L’oralité dans le concours d’agrégation

Les professeurs exposent, expliquent, dissertent, interrogent, parlent et finalement éveillent nos esprits dans les amphis bondés de la rentrée. Charlotte Dubois et Thomas Genicon, professeurs à l’Université Paris – Panthéon-Assas, codirecteurs de la Conférence d’agrégation de cette Université pour la préparation au concours national d'agrégation de droit privé et de sciences criminelles 2025, ont bien voulu répondre à nos questions sur l’importance de l’oralité dans le parcours extrêmement exigeant du Professeur de droit.

Comment passer de l’écriture solitaire d’une thèse vers le concours national de l’agrégation ?

Il est vrai que toutes les épreuves du Concours d’agrégation sont exclusivement orales, ce qui marque une rupture par rapport au travail de thèse. Cela appelle donc un effort d’adaptation de la part du candidat qui, dans ce dernier travail, a pris l’habitude d’une réflexion silencieuse et d’un approfondissement au long cours, sans réelle contrainte de temps ni d’échéance à court terme. Avec l’agrégation, tout change : d’une part, les temps de préparation et d’épreuve sont brefs et scrupuleusement chronométrés ; d’autre part, il s’agit à présent de défendre immédiatement sa pensée à haute voix (à commencer par sa thèse et ses articles) de façon synthétique et frappante à l’oreille. « Instruire, plaire, émouvoir » : sortant de la chrysalide (plus ou moins) confortable du thésard, le candidat à l’agrégation doit à présent déférer à la fameuse injonction de la rhétorique et, pour ainsi dire, déployer tous les talents d’un professeur captivant pour son auditoire. Au demeurant, il n’y a rien de fortuit dans ce passage de la thèse au concours ; c’est là l’exact reflet de la vie du professeur d’Université : des temps alternés d’étude solitaire, d’approfondissement « en chambre » de la pensée, d’écriture, d’abord, et, ensuite, de discours « publics » et d’exposés oraux serrés dont le cours d’amphithéâtre et la communication en colloque sont les manifestations les plus évidentes. C’est dans cette dialectique entre analyse intellectuelle en son for intérieur et synthèse orale en public que l’universitaire doit s’accomplir ; la thèse puis le concours l’y préparent.

Travail demandé:
[A] Les affirmations suivantes sont-elles conformes au texte sur l'oralité à l'agrégation : (i) toutes les épreuves du concours sont orales ; (ii) le travail de thèse impose des échéances à court terme ; (iii) le passage de la thèse au concours est présenté comme fortuit ? Répondez par oui ou par non pour chacune, en citant les mots décisifs du texte.
[B] Pouvez-vous réécrire sous forme de liste le paragraphe du texte sur l'oralité à l'agrégation qui commence par « Il est vrai que toutes les épreuves », en conservant ses faits principaux ?
[C] Pouvez-vous poursuivre le texte sur l'oralité à l'agrégation à partir de sa dernière phrase ?
La liste qui suit est un matériau distinct du texte sur l'oralité à l'agrégation.

Données fournies:
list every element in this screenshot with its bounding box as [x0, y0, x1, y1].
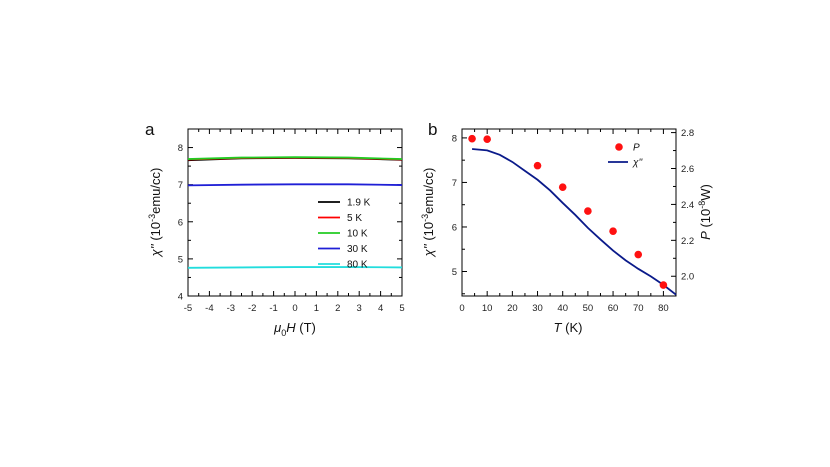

Résultats de l'exercice:
[A]
(i) Oui : « toutes les épreuves du Concours d’agrégation sont exclusivement orales ».
(ii) Non : « sans réelle contrainte de temps ni d’échéance à court terme ».
(iii) Non : « il n’y a rien de fortuit dans ce passage de la thèse au concours ».

[B]
- Toutes les épreuves de l'agrégation sont orales, ce qui rompt avec le travail de thèse.
- La thèse habitue le candidat à une réflexion silencieuse et approfondie, sans réelle contrainte de temps ni échéance à court terme.
- À l'agrégation, les temps de préparation et d'épreuve sont brefs et chronométrés.
- Le candidat doit défendre immédiatement sa pensée à voix haute, à commencer par sa thèse et ses articles, de façon synthétique et frappante.
- Il doit suivre l'injonction rhétorique « Instruire, plaire, émouvoir » et se montrer un professeur captivant.
- Ce passage reflète la vie du professeur d'Université : étude solitaire et écriture, puis discours publics, comme le cours d'amphithéâtre et la communication en colloque.
- L'universitaire s'accomplit entre analyse intérieure et synthèse orale en public, ce à quoi préparent la thèse puis le concours.

[C]
Cela étant dit, à l’approche du concours, le candidat n’est pas pris au dépourvu ; d’une part, durant ses années de thèse, il a généralement eu l’occasion de s’exercer à la « leçon » au moyen des travaux dirigés et, d’autre part, les concours de recrutement à la maîtrise de conférences (le fameux « Tour de France ») et, a fortiori, pour les plus chanceux, l’occupation d’un tel poste, lui ont déjà donné l’occasion de se familiariser avec les exigences orales — et même oratoires — de l’agrégation. Exigences qui ne sont rien d’autres, il faut rappeler, que celles attendues communément d’un bon professeur : le bon professeur est celui qui, avec talent… professe ! Car, serait-on entouré des meilleurs manuels du monde, demeurera toujours le mystère de cette alchimie qui veut que le savoir se transmette d’abord et avant tout par le verbe. Le concours d’agrégation est pensé et entièrement bâti pour répondre à cette vérité indépassable.

Quelles sont les épreuves orales du concours ?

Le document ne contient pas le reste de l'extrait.